■ À faire ■
Recopiez sans aucune modification le passage du discours sur le projet de loi C-393, de « Parmi toutes les » à « à lui administrer. ».

■ Texte extrait ■
■ ■ ■ ■ ■ ■ ■

Parmi toutes les femmes de la maternité, Rahmat et moi ne pouvions pas détacher nos yeux de Josephine. C’était une femme très belle, mais son visage était déformé par une souffrance atroce parce que la clinique n’avait ni analgésiques ni produits d’anesthésie péridurale à lui administrer.
Josephine était assise toute seule dans un coin. Aucun proche n’était là pour lui tenir la main pendant ses contractions parce qu’il manquait de place pour acceuillir des membres de la famille. Nous sommes allées la voir pour essayer de la consoler. Toutefois, l’une des infirmières nous a dit qu’il y avait une autre raison pour laquelle les membres de la famille n’étaient pas admis dans la salle : ils couraient le risque d’attraper la tuberculose. Si une patiente ou un proche contractaient la maladie, il n’y aurait aucun médicament pour les traiter. Rahmat et moi avons été saisies d’un affreux sentiment d’impuissance.
Nous sommes sorties précipitamment parce que, autour de nous, la douleur des femmes était insupportable. Nous avons rapidement regagné notre hôtel et avons commencé à faire nos bagages pour rentrer à Ottawa. Ce fut une très longue soirée. Le lendemain matin, au petit déjeuner, nous étions toutes deux très silencieuses, mais nous avons décidé de nous arrêter à la maternité avant de partir.
Une fois arrivées à la clinique, nous sommes tombées sur Josephine et son beau bébé. Dès qu’elle nous a vues, elle nous a tendu sa fille avec une grande fierté. Nous l’avons embrassée et sommes parties le cœur chaud après avoir vu cette mère souriante tenant son bébé dans ses bras.
Honorables sénateurs, nous pouvons décider aujourd’hui de poursuivre le débat sur le projet de loi C-393. Toutefois, nous avons déjà débattu auparavant cette mesure législative. Nous pouvons attendre son retour du comité, mais le projet de loi a déjà été examiné au comité auparavant.
Honorables sénateurs, nous avons déjà étudié, débattu et analysé cette mesure. Au nom des Miriam, des John et des Josephine dont nous pouvons sauver la vie, je voudrais vous dire qu’ayant le pouvoir de sauver la vie de nombreux Africains, nous devons saisir cette occasion et le faire tout de suite.
Honorables sénateurs, ayons le courage d’adopter le projet de loi C-393 cette semaine. Nous sommes ici, au Sénat, pour exercer une influence. Nous pouvons l’exercer vraiment maintenant. Il y a des moments où, à titre de parlementaires, nous pouvons ne pas être d’accord sur certaines questions. Cela est inévitable dans une démocratie. Toutefois, cette même idéologie nous impose de nous efforcer de travailler ensemble chaque fois que c’est possible.

■ ■ ■ ■ ■ ■ ■

Données de compréhension de documents
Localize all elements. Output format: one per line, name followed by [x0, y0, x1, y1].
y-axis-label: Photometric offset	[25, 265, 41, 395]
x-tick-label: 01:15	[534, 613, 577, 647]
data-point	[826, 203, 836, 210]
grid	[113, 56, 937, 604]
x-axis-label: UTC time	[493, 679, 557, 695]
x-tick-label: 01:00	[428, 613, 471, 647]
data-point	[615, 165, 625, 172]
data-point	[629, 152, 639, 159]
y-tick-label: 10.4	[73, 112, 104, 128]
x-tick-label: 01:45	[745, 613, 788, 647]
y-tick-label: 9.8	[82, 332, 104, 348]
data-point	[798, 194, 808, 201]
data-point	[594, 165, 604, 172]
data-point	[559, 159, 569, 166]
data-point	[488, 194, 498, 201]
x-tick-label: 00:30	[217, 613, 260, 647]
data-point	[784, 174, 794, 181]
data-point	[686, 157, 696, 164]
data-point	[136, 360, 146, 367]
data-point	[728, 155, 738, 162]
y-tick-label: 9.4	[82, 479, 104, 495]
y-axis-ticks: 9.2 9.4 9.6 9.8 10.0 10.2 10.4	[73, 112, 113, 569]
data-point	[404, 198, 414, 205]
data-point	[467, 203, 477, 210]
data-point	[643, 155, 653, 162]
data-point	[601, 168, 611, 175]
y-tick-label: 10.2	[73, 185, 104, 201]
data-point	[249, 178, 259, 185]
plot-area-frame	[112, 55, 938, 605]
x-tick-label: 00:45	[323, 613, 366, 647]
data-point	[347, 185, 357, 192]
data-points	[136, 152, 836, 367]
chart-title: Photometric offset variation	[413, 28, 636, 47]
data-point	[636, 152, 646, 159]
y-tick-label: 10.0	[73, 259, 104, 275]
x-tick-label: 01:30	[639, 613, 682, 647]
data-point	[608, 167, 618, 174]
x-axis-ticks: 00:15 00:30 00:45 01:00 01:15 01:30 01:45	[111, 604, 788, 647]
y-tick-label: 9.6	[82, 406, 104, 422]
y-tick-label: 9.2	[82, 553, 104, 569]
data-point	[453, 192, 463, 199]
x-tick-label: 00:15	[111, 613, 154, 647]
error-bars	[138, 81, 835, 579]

■ ■ ■ ■ ■ ■ ■

■ Solution de la tâche ■
Parmi toutes les femmes de la maternité, Rahmat et moi ne pouvions pas détacher nos yeux de Josephine. C’était une femme très belle, mais son visage était déformé par une souffrance atroce parce que la clinique n’avait ni analgésiques ni produits d’anesthésie péridurale à lui administrer.